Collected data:
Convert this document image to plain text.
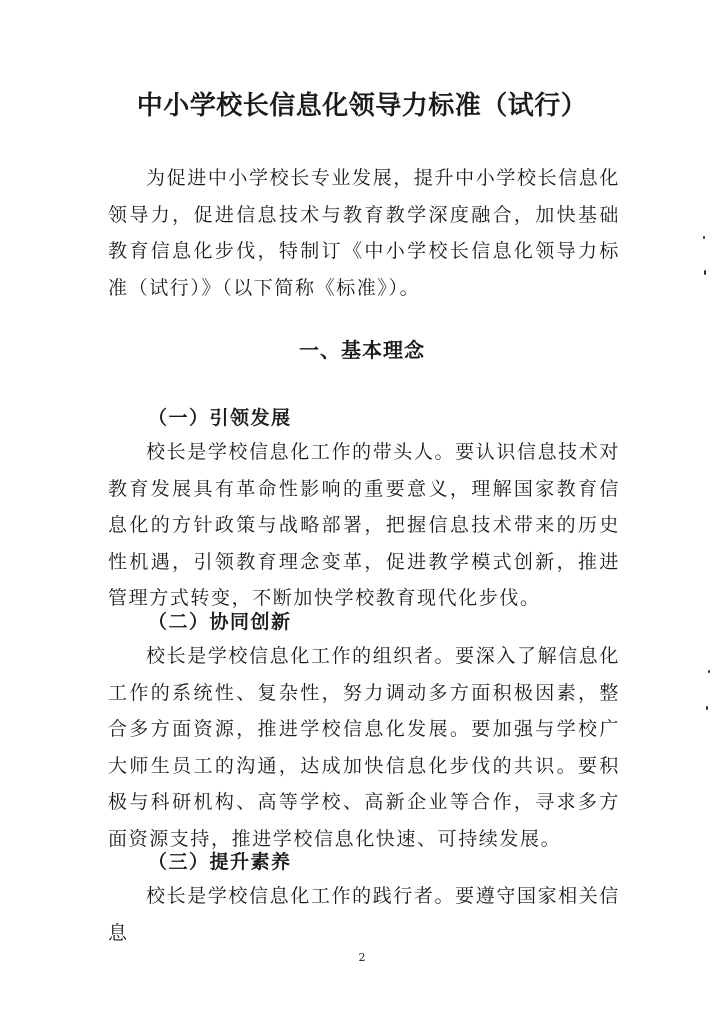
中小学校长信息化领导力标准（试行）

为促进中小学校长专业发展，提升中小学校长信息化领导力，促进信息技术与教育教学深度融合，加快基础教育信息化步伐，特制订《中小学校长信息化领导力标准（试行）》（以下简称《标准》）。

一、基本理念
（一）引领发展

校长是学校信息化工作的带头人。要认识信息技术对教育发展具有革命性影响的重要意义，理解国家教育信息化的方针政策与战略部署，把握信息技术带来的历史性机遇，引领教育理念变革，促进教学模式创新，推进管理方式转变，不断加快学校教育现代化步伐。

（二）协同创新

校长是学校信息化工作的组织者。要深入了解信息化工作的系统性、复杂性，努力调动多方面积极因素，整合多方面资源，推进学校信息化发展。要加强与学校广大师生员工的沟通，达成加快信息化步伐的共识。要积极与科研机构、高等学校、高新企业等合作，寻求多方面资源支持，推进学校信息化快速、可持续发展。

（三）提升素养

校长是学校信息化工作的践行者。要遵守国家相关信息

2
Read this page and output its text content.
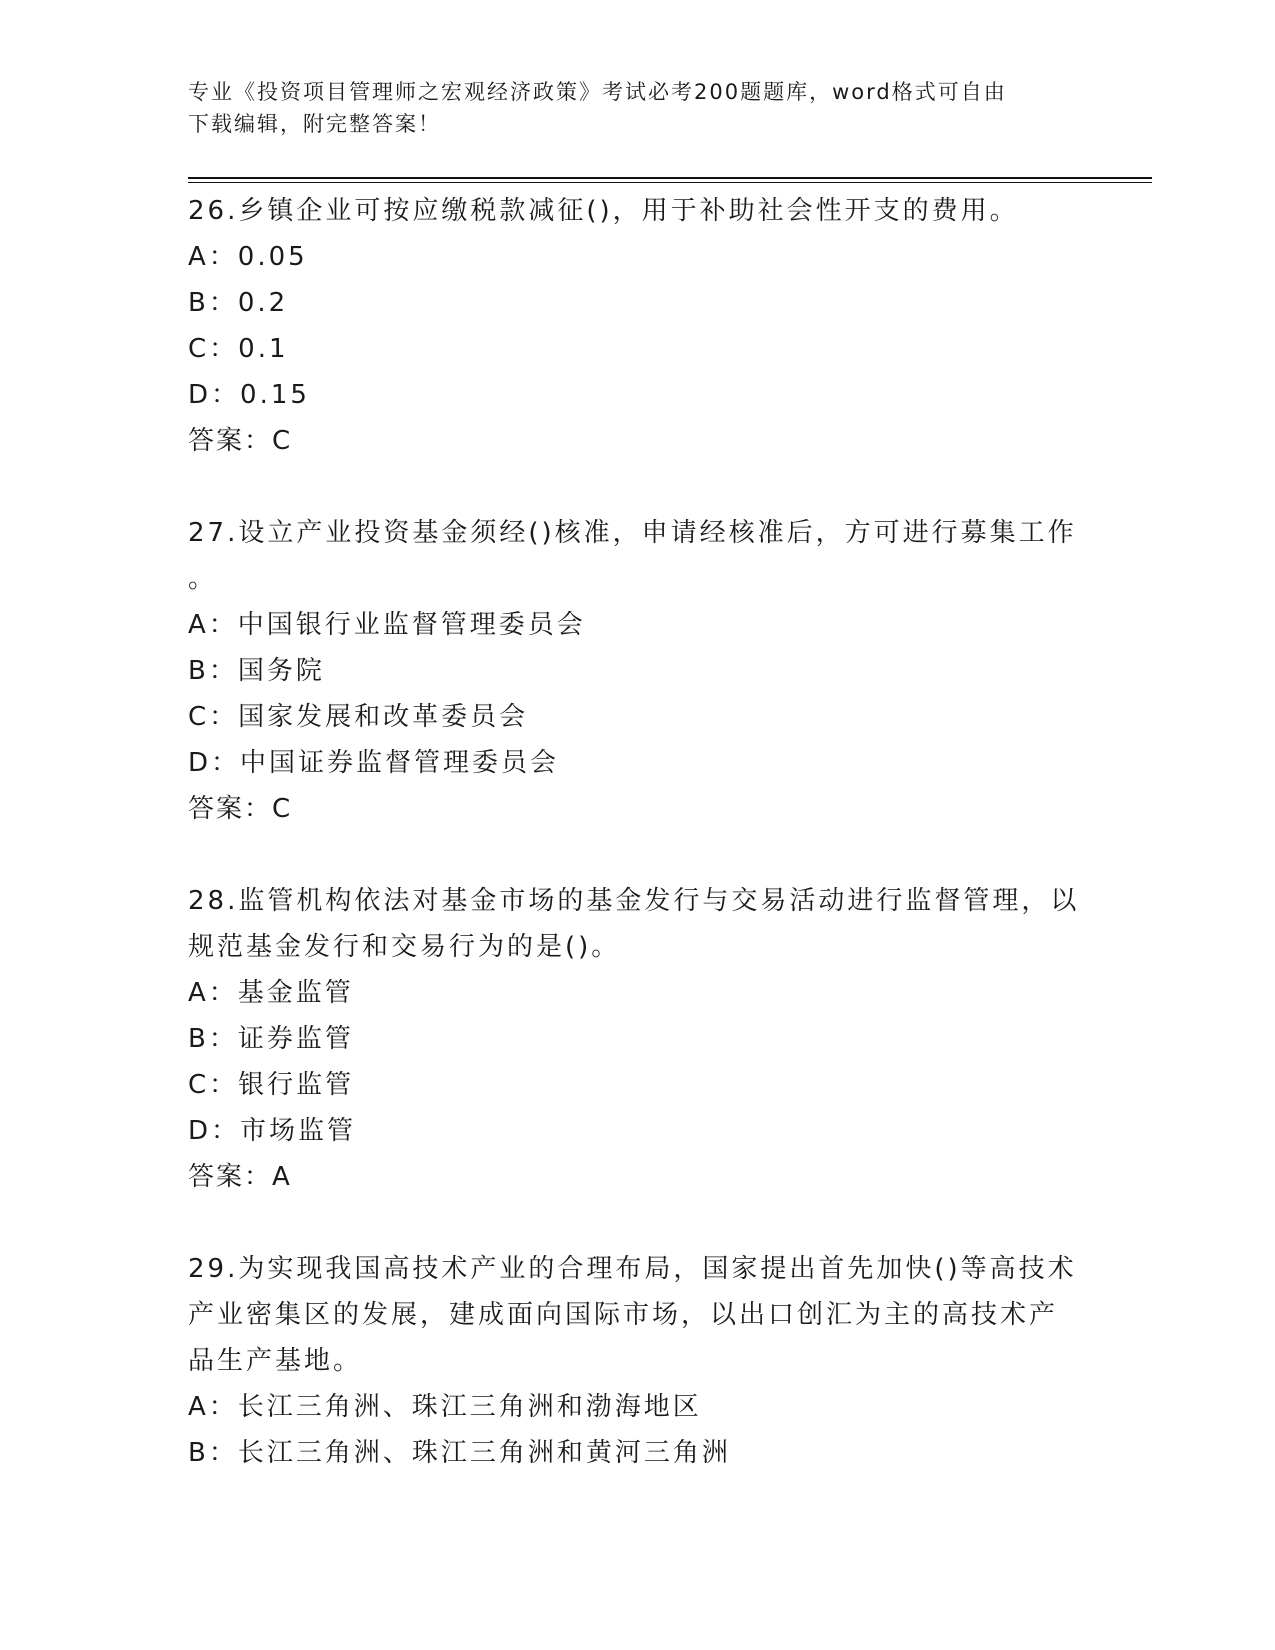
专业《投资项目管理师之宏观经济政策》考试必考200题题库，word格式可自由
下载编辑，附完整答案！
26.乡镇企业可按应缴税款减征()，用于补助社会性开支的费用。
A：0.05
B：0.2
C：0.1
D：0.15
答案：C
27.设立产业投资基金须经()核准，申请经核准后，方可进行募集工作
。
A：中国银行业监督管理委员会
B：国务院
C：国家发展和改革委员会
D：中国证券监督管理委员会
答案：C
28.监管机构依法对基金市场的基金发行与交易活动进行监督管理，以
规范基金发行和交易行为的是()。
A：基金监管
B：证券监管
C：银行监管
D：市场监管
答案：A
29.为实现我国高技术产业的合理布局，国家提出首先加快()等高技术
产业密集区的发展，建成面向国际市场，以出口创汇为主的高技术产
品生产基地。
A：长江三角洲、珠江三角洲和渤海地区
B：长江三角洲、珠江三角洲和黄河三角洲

◆ **THE PROBLEM**: Each line that holds the string "长江三角洲" counts once; give the total and nothing else.

◆ **SOLUTION**: 2